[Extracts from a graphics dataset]
=-=-=

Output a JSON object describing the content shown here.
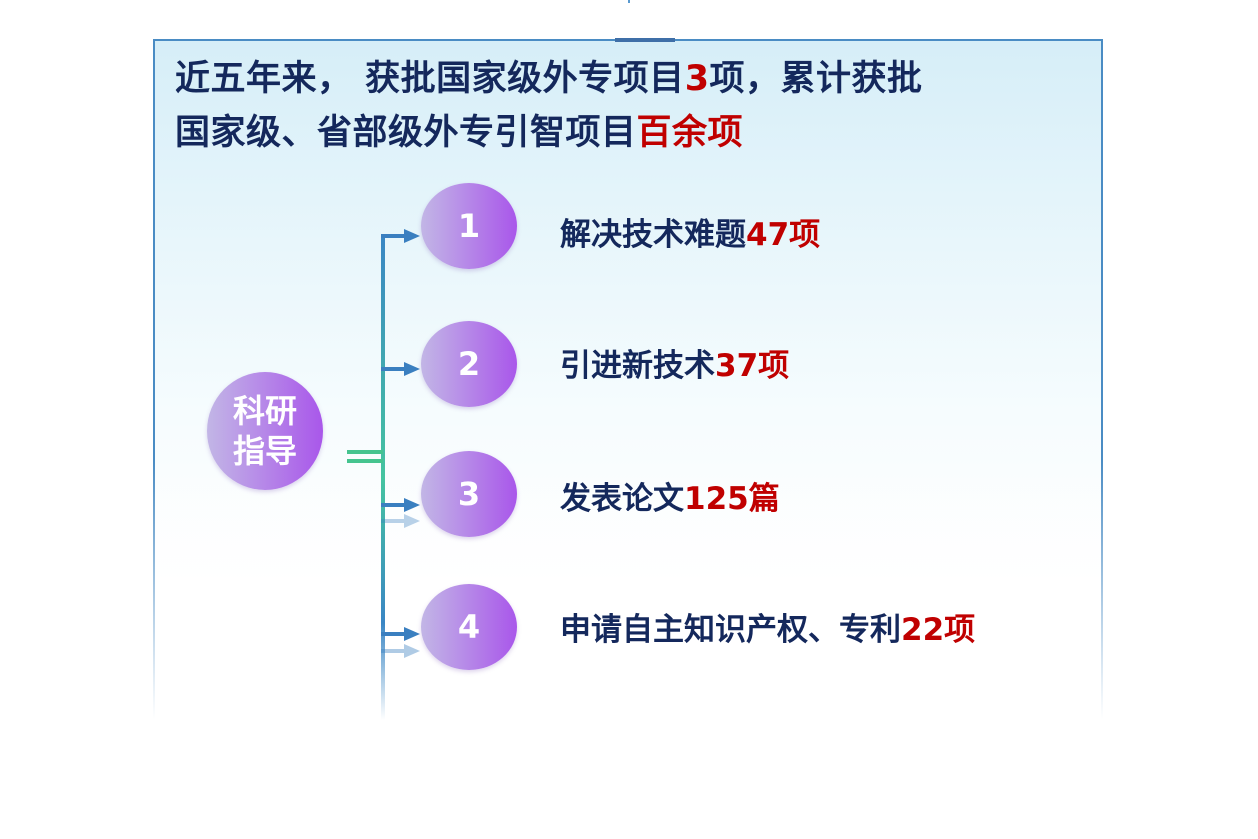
{
  "title": {
    "line1_a": "近五年来， 获批国家级外专项目",
    "line1_num": "3",
    "line1_b": "项，累计获批",
    "line2_a": "国家级、省部级外专引智项目",
    "line2_highlight": "百余项"
  },
  "center_node": {
    "line1": "科研",
    "line2": "指导"
  },
  "items": [
    {
      "number": "1",
      "text": "解决技术难题",
      "value": "47项"
    },
    {
      "number": "2",
      "text": "引进新技术",
      "value": "37项"
    },
    {
      "number": "3",
      "text": "发表论文",
      "value": "125篇"
    },
    {
      "number": "4",
      "text": "申请自主知识产权、专利",
      "value": "22项"
    }
  ],
  "colors": {
    "text": "#14285c",
    "highlight": "#c00000",
    "node_gradient_start": "#c2b6e6",
    "node_gradient_end": "#a957ea",
    "connector": "#3a86c4",
    "connector_green": "#45c48f"
  }
}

=-=-=

» **Written request**: Work through the listing above and report how many lines include the string "value", with no other text.

» **Final result**: 4